Description of the task: Read the listing and extract each line that includes the word "Таксономия".

Stored records:
-- Begin --

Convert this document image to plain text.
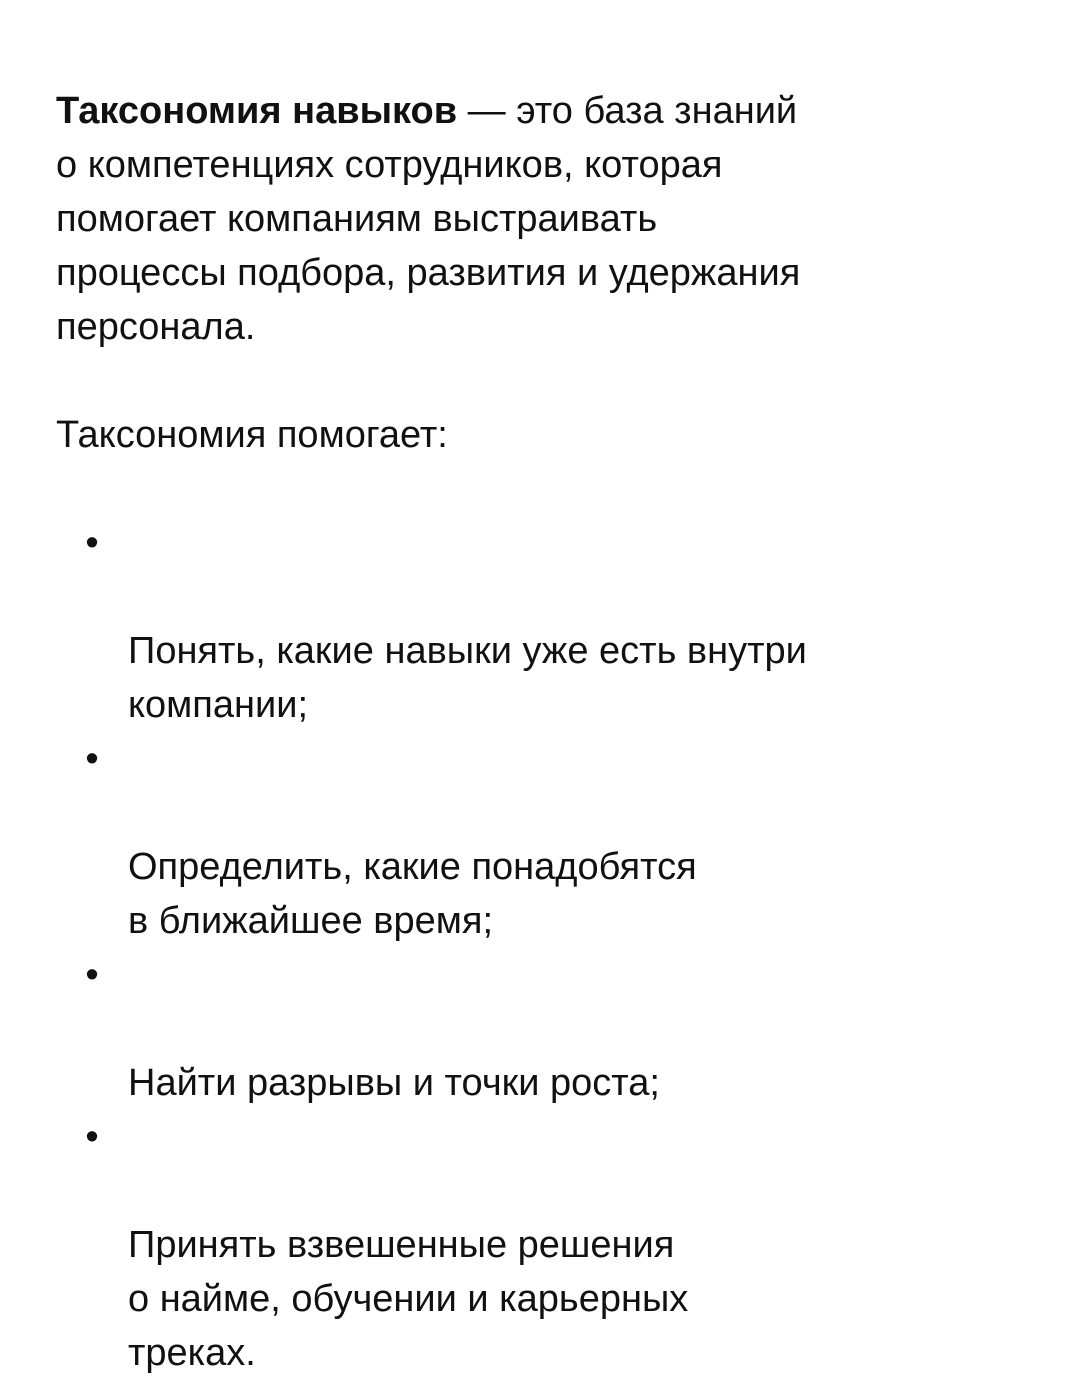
Таксономия навыков — это база знаний
о компетенциях сотрудников, которая
помогает компаниям выстраивать
процессы подбора, развития и удержания
персонала.

Таксономия помогает:

•

Понять, какие навыки уже есть внутри
компании;

•

Определить, какие понадобятся
в ближайшее время;

•

Найти разрывы и точки роста;

•

Принять взвешенные решения
о найме, обучении и карьерных
треках.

-- End --

Output for this task:
Таксономия навыков — это база знаний
Таксономия помогает:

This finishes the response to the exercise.